__QUOTED PASSAGE__.
Retrospective data suggest poorer survival for female, racial minority, and older advanced urothelial carcinoma (aUC) patients. However, data on survival disparities in the modern era remain limited.

Methods

This cohort study used Flatiron Health’s nationwide de-identified electronic health record (EHR)-derived database. Patients who initiated systemic therapy for aUC between January, 2017 and May, 2024 were included. Baseline characteristics, treatment history, and clinical outcomes were abstracted. PFS and OS were compared by sex (male vs. female), race (White, Black, vs. Asian/Pacific Islander [API]), and age at diagnosis (> 65 years [y] vs. ≤ 65 y), using Kaplan-Meier log-rank analysis and Cox proportional hazards models. Independent sample t-tests and chi-square analyses were used for univariate comparisons. P-values < .05 were considered statistically significant.

__INFORMATION GIVEN__.

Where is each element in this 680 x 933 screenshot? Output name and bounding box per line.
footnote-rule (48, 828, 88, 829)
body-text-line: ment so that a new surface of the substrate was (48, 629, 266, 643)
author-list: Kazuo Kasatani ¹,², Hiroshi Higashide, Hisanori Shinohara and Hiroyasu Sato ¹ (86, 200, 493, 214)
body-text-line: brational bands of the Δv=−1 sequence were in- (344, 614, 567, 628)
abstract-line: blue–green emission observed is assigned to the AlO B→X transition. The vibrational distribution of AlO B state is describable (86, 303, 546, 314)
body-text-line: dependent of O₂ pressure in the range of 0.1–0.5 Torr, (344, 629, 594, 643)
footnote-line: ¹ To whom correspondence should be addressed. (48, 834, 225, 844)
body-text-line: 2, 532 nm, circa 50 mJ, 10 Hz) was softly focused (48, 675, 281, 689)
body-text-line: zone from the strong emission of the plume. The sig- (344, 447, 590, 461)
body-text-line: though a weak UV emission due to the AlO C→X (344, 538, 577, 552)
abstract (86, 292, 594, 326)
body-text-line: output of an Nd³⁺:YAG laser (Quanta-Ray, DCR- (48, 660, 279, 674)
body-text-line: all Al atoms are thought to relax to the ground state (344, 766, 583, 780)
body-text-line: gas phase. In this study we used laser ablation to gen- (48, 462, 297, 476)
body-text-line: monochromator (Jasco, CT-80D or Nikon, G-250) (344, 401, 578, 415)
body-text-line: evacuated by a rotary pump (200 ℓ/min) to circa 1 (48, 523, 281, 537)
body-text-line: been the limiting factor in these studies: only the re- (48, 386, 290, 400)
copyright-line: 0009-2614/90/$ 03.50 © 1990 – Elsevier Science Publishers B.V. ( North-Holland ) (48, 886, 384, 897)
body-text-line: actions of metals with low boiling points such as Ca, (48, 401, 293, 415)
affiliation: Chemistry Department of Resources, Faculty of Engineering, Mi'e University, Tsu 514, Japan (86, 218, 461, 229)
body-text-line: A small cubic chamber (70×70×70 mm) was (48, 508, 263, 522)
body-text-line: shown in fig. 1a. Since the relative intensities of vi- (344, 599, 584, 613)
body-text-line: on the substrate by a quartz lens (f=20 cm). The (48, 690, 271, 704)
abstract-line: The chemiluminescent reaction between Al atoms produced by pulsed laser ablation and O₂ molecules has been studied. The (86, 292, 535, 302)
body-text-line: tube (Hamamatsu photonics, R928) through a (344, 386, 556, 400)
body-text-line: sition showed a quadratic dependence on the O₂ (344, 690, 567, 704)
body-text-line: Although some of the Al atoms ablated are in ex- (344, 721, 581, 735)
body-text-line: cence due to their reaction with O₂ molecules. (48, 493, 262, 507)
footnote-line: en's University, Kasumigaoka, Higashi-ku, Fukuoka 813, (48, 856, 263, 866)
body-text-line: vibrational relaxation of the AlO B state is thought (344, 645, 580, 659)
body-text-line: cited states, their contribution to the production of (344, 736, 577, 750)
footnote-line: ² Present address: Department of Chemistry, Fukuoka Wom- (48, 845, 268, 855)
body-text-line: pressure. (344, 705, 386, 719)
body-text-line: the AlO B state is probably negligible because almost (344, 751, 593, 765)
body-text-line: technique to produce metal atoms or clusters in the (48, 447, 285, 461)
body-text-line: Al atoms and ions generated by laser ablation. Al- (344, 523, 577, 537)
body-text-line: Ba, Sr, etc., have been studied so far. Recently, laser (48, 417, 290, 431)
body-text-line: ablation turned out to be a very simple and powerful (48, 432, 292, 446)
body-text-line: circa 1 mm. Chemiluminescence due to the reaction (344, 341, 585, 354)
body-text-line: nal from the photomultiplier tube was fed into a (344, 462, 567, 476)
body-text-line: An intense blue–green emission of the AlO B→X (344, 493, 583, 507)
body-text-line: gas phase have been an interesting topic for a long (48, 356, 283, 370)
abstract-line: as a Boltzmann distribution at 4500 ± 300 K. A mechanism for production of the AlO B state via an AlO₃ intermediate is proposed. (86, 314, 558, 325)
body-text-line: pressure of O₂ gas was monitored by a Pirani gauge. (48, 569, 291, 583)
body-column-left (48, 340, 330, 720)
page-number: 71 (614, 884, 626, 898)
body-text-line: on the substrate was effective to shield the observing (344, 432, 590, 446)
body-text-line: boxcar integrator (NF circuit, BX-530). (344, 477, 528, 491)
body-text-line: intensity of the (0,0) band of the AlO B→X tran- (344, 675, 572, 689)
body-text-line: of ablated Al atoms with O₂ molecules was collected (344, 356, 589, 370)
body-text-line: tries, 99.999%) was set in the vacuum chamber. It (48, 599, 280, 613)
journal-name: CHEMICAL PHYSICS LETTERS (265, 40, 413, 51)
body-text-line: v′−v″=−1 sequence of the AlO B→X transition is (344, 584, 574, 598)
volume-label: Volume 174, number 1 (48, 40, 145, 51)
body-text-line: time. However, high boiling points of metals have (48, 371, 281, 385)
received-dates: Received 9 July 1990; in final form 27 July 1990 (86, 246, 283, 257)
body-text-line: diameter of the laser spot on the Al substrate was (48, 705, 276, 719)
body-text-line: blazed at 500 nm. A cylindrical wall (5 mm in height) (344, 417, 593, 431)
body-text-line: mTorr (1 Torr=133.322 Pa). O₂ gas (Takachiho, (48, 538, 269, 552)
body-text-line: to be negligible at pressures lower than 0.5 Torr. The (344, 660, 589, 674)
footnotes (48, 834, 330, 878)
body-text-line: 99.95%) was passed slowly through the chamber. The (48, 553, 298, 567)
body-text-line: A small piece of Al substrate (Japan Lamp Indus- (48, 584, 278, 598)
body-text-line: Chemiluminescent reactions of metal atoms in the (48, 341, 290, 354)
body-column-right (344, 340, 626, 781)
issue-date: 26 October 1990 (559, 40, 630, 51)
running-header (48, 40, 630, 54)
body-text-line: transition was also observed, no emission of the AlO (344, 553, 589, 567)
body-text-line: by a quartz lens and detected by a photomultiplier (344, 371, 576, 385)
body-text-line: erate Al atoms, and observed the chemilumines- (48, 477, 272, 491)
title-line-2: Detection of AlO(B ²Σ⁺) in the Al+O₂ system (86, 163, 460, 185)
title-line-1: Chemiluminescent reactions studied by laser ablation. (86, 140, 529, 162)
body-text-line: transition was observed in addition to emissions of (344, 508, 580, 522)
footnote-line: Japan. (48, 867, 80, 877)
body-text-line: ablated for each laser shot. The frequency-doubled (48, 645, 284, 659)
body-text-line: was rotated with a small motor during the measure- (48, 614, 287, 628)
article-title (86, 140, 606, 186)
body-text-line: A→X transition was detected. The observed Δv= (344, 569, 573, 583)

__ASSIGNMENT__.
Answer from the urothelial carcinoma excerpt:
1. Which patient groups do retrospective data suggest have poorer survival?
2. In what time span did included patients start systemic therapy for aUC?
3. Below what P-value were results considered statistically significant?
The records come from a different source than the text.

__TASK ANSWER__.
1. Female, racial minority, and older patients with advanced urothelial carcinoma.
2. Between January 2017 and May 2024.
3. Below .05.